EXERCISE TASK. Of all the lines in the records below, how many hold the word "leads"? Give the number alone.

--- start RECORDS TO PROCESS ---

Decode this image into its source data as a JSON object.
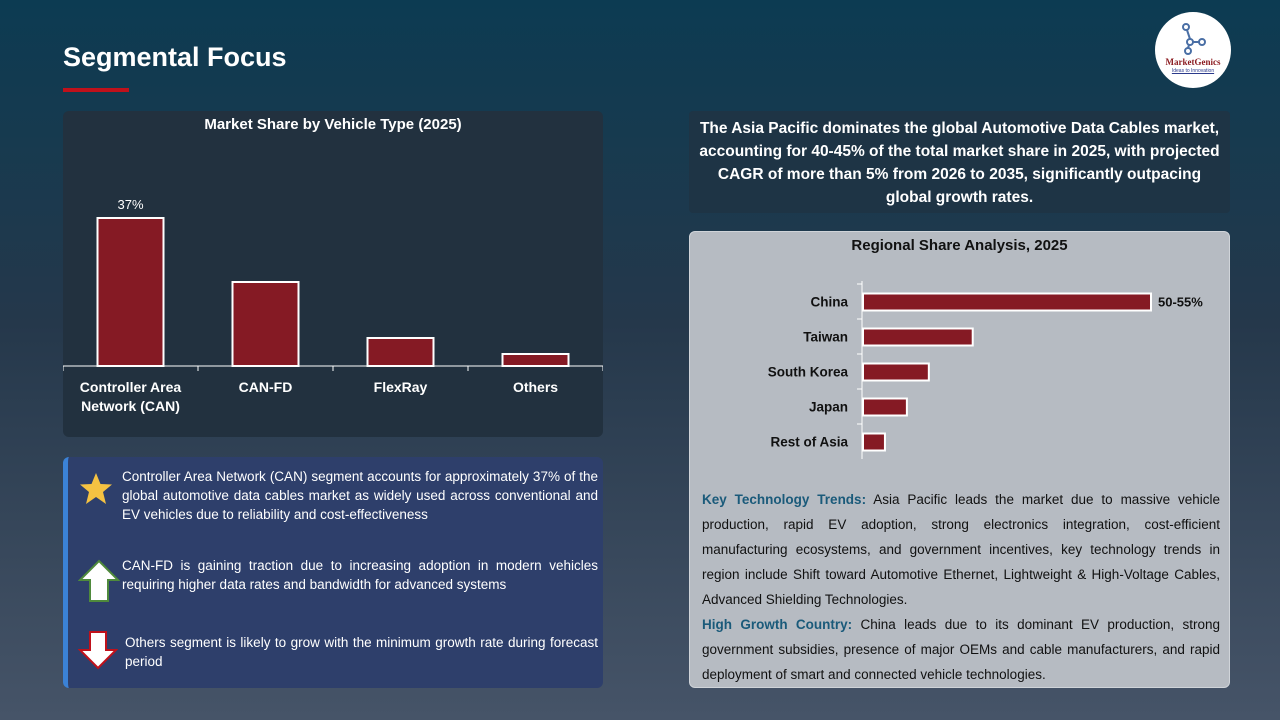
{
  "header": {
    "title": "Segmental Focus",
    "logo": {
      "name": "MarketGenics",
      "tagline": "Ideas to Innovation"
    }
  },
  "colors": {
    "bar": "#851a24",
    "accent": "#c0111b",
    "panel_border": "#3b82d6"
  },
  "chart_data": [
    {
      "type": "bar",
      "title": "Market Share by Vehicle Type (2025)",
      "categories": [
        "Controller Area Network (CAN)",
        "CAN-FD",
        "FlexRay",
        "Others"
      ],
      "category_lines": [
        [
          "Controller Area",
          "Network (CAN)"
        ],
        [
          "CAN-FD"
        ],
        [
          "FlexRay"
        ],
        [
          "Others"
        ]
      ],
      "values": [
        37,
        21,
        7,
        3
      ],
      "data_labels": [
        "37%",
        "",
        "",
        ""
      ],
      "unit": "%",
      "ylim": [
        0,
        45
      ],
      "grid": false
    },
    {
      "type": "bar",
      "orientation": "horizontal",
      "title": "Regional Share Analysis, 2025",
      "categories": [
        "China",
        "Taiwan",
        "South Korea",
        "Japan",
        "Rest of Asia"
      ],
      "values": [
        52.5,
        20,
        12,
        8,
        4
      ],
      "data_labels": [
        "50-55%",
        "",
        "",
        "",
        ""
      ],
      "unit": "%",
      "xlim": [
        0,
        60
      ],
      "grid": false
    }
  ],
  "bullets": [
    {
      "icon": "star-icon",
      "text": "Controller Area Network (CAN) segment accounts for approximately 37% of the global automotive data cables  market as widely used across conventional and EV vehicles due to reliability and cost-effectiveness"
    },
    {
      "icon": "arrow-up-icon",
      "text": "CAN-FD is gaining traction due to increasing adoption in modern vehicles requiring higher data rates and bandwidth for advanced systems"
    },
    {
      "icon": "arrow-down-icon",
      "text": "Others segment is likely to grow with the minimum growth rate during forecast period"
    }
  ],
  "highlight": "The Asia Pacific dominates the global Automotive Data Cables market, accounting for 40-45% of the total market share in 2025, with projected CAGR of more than 5% from 2026 to 2035, significantly outpacing global growth rates.",
  "insights": [
    {
      "label": "Key Technology Trends:",
      "text": " Asia Pacific leads the market due to massive vehicle production, rapid EV adoption, strong electronics integration, cost-efficient manufacturing ecosystems, and government incentives, key technology trends in region include Shift toward Automotive Ethernet, Lightweight & High-Voltage Cables, Advanced Shielding Technologies."
    },
    {
      "label": "High Growth Country:",
      "text": " China leads due to its dominant EV production, strong government subsidies, presence of major OEMs and cable manufacturers, and rapid deployment of smart and connected vehicle technologies."
    }
  ]
}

--- end RECORDS TO PROCESS ---

RESULT FOR THIS EXERCISE. 2